### [AIM]
Omit every picture and write out the rest of the records exactly.

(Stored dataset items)
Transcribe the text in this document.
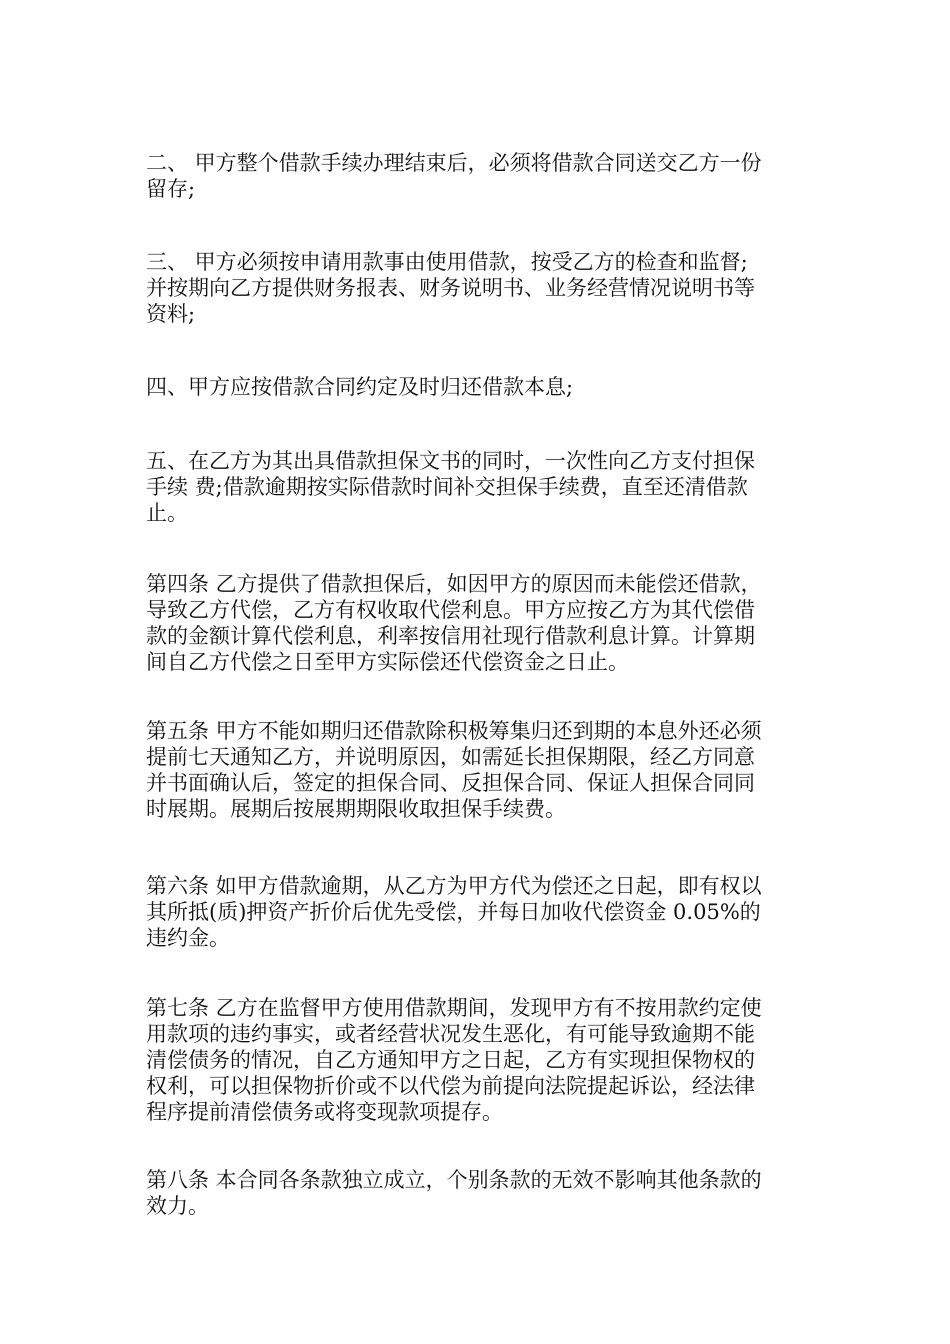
二、 甲方整个借款手续办理结束后，必须将借款合同送交乙方一份
留存;

三、 甲方必须按申请用款事由使用借款，按受乙方的检查和监督;
并按期向乙方提供财务报表、财务说明书、业务经营情况说明书等
资料;

四、甲方应按借款合同约定及时归还借款本息;

五、在乙方为其出具借款担保文书的同时，一次性向乙方支付担保
手续 费;借款逾期按实际借款时间补交担保手续费，直至还清借款
止。

第四条 乙方提供了借款担保后，如因甲方的原因而未能偿还借款，
导致乙方代偿，乙方有权收取代偿利息。甲方应按乙方为其代偿借
款的金额计算代偿利息，利率按信用社现行借款利息计算。计算期
间自乙方代偿之日至甲方实际偿还代偿资金之日止。

第五条 甲方不能如期归还借款除积极筹集归还到期的本息外还必须
提前七天通知乙方，并说明原因，如需延长担保期限，经乙方同意
并书面确认后，签定的担保合同、反担保合同、保证人担保合同同
时展期。展期后按展期期限收取担保手续费。

第六条 如甲方借款逾期，从乙方为甲方代为偿还之日起，即有权以
其所抵(质)押资产折价后优先受偿，并每日加收代偿资金 0.05%的
违约金。

第七条 乙方在监督甲方使用借款期间，发现甲方有不按用款约定使
用款项的违约事实，或者经营状况发生恶化，有可能导致逾期不能
清偿债务的情况，自乙方通知甲方之日起，乙方有实现担保物权的
权利，可以担保物折价或不以代偿为前提向法院提起诉讼，经法律
程序提前清偿债务或将变现款项提存。

第八条 本合同各条款独立成立，个别条款的无效不影响其他条款的
效力。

### [RESULT FOR THIS EXERCISE]
Transcribe the text in this document.
二、 甲方整个借款手续办理结束后，必须将借款合同送交乙方一份
留存;

三、 甲方必须按申请用款事由使用借款，按受乙方的检查和监督;
并按期向乙方提供财务报表、财务说明书、业务经营情况说明书等
资料;

四、甲方应按借款合同约定及时归还借款本息;

五、在乙方为其出具借款担保文书的同时，一次性向乙方支付担保
手续 费;借款逾期按实际借款时间补交担保手续费，直至还清借款
止。

第四条 乙方提供了借款担保后，如因甲方的原因而未能偿还借款，
导致乙方代偿，乙方有权收取代偿利息。甲方应按乙方为其代偿借
款的金额计算代偿利息，利率按信用社现行借款利息计算。计算期
间自乙方代偿之日至甲方实际偿还代偿资金之日止。

第五条 甲方不能如期归还借款除积极筹集归还到期的本息外还必须
提前七天通知乙方，并说明原因，如需延长担保期限，经乙方同意
并书面确认后，签定的担保合同、反担保合同、保证人担保合同同
时展期。展期后按展期期限收取担保手续费。

第六条 如甲方借款逾期，从乙方为甲方代为偿还之日起，即有权以
其所抵(质)押资产折价后优先受偿，并每日加收代偿资金 0.05%的
违约金。

第七条 乙方在监督甲方使用借款期间，发现甲方有不按用款约定使
用款项的违约事实，或者经营状况发生恶化，有可能导致逾期不能
清偿债务的情况，自乙方通知甲方之日起，乙方有实现担保物权的
权利，可以担保物折价或不以代偿为前提向法院提起诉讼，经法律
程序提前清偿债务或将变现款项提存。

第八条 本合同各条款独立成立，个别条款的无效不影响其他条款的
效力。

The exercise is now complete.